> [What to produce]:
Count how many of the lines below contain the word "configured", and reply with only that number.

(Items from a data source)
--- BEGIN ---

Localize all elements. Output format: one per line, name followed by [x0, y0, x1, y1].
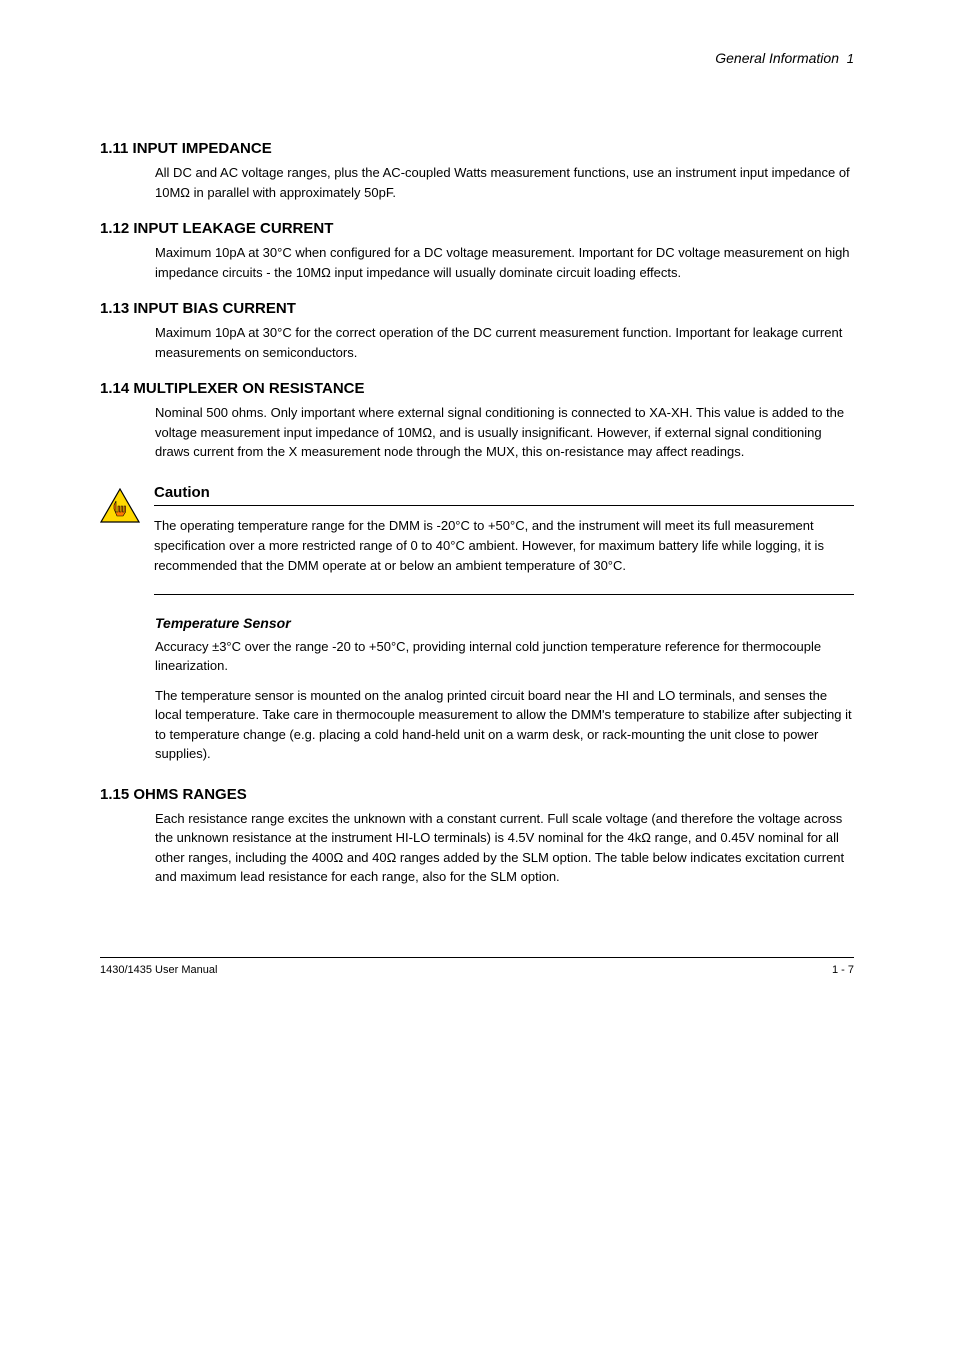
text-mux: Nominal 500 ohms. Only important where e… — [155, 403, 854, 462]
footer-left: 1430/1435 User Manual — [100, 964, 217, 976]
caution-content: Caution The operating temperature range … — [154, 484, 854, 595]
title-ohms: 1.15 OHMS RANGES — [100, 786, 854, 803]
text-temp-sensor-2: The temperature sensor is mounted on the… — [155, 686, 854, 764]
subtitle-temp-sensor: Temperature Sensor — [155, 615, 854, 631]
body-ohms: Each resistance range excites the unknow… — [155, 809, 854, 887]
title-mux: 1.14 MULTIPLEXER ON RESISTANCE — [100, 380, 854, 397]
footer-right: 1 - 7 — [832, 964, 854, 976]
page-content: 1.11 INPUT IMPEDANCE All DC and AC volta… — [100, 140, 854, 887]
section-mux: 1.14 MULTIPLEXER ON RESISTANCE Nominal 5… — [100, 380, 854, 462]
text-input-leakage: Maximum 10pA at 30°C when configured for… — [155, 243, 854, 282]
body-mux: Nominal 500 ohms. Only important where e… — [155, 403, 854, 462]
section-ohms: 1.15 OHMS RANGES Each resistance range e… — [100, 786, 854, 887]
caution-label: Caution — [154, 484, 854, 501]
title-input-bias: 1.13 INPUT BIAS CURRENT — [100, 300, 854, 317]
caution-block: Caution The operating temperature range … — [100, 484, 854, 595]
body-input-bias: Maximum 10pA at 30°C for the correct ope… — [155, 323, 854, 362]
title-input-impedance: 1.11 INPUT IMPEDANCE — [100, 140, 854, 157]
body-temp-sensor: Accuracy ±3°C over the range -20 to +50°… — [155, 637, 854, 764]
section-input-leakage: 1.12 INPUT LEAKAGE CURRENT Maximum 10pA … — [100, 220, 854, 282]
header-section-title: General Information 1 — [715, 50, 854, 66]
text-input-bias: Maximum 10pA at 30°C for the correct ope… — [155, 323, 854, 362]
caution-text: The operating temperature range for the … — [154, 505, 854, 595]
text-input-impedance: All DC and AC voltage ranges, plus the A… — [155, 163, 854, 202]
text-temp-sensor-1: Accuracy ±3°C over the range -20 to +50°… — [155, 637, 854, 676]
body-input-leakage: Maximum 10pA at 30°C when configured for… — [155, 243, 854, 282]
caution-icon — [100, 488, 140, 529]
section-input-impedance: 1.11 INPUT IMPEDANCE All DC and AC volta… — [100, 140, 854, 202]
text-ohms: Each resistance range excites the unknow… — [155, 809, 854, 887]
section-input-bias: 1.13 INPUT BIAS CURRENT Maximum 10pA at … — [100, 300, 854, 362]
header-title-text: General Information — [715, 50, 839, 66]
body-input-impedance: All DC and AC voltage ranges, plus the A… — [155, 163, 854, 202]
page-footer: 1430/1435 User Manual 1 - 7 — [100, 957, 854, 976]
header-page-num: 1 — [847, 51, 854, 66]
title-input-leakage: 1.12 INPUT LEAKAGE CURRENT — [100, 220, 854, 237]
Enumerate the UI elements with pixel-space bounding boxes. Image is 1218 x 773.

--- END ---

> [Answer to the exercise]:
2